Work instructions → In the listing that follows, how many lines contain "bawah"? Give the number only.

===== Materials provided

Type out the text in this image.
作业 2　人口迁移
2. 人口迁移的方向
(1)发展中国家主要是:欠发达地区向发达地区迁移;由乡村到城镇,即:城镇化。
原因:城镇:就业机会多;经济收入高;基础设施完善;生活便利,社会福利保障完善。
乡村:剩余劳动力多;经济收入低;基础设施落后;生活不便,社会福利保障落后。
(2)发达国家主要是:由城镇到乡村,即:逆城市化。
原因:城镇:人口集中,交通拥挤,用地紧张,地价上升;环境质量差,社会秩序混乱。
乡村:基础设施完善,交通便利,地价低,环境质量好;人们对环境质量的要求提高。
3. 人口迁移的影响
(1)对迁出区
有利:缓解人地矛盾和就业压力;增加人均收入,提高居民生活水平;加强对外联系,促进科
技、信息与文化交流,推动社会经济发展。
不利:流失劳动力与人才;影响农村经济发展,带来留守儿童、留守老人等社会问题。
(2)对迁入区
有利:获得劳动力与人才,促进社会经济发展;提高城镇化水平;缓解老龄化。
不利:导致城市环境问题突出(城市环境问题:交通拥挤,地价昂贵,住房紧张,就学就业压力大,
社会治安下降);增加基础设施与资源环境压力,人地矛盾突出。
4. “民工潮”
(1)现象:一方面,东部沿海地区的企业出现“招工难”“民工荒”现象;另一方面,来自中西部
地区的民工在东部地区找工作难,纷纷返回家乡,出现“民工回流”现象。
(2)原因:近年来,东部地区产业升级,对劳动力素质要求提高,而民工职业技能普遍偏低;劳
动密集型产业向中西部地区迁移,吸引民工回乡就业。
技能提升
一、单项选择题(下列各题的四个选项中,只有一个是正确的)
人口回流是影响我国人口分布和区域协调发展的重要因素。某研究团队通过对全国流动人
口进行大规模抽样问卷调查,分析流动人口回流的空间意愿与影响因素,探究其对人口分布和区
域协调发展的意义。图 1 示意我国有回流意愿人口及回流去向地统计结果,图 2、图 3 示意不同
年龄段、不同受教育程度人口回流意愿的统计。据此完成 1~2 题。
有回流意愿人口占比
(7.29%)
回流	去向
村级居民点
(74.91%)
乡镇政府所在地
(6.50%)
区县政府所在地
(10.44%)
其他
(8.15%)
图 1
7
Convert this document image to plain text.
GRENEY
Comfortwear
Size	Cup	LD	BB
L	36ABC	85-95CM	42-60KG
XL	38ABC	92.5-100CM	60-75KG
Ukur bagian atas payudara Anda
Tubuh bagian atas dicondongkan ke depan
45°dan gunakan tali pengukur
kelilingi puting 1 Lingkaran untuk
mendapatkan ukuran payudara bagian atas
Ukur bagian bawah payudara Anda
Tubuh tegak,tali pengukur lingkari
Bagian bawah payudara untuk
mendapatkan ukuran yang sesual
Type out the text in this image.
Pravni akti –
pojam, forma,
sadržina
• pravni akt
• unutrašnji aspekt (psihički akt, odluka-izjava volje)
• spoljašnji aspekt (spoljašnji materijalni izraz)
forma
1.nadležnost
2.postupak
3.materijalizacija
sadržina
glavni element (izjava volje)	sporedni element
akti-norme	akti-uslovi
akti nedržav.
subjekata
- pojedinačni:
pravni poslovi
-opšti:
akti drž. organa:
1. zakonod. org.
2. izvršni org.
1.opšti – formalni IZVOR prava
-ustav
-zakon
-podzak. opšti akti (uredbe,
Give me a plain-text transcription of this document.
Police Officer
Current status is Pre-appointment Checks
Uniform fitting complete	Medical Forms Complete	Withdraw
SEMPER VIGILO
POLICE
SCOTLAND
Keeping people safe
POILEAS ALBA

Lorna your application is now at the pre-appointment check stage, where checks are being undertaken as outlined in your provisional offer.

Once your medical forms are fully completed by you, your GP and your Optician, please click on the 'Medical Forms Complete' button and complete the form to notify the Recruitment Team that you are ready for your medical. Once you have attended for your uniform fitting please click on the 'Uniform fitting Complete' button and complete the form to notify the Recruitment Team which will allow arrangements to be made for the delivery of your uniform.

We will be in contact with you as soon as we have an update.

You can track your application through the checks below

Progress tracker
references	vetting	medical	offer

==========

Answer in full → 2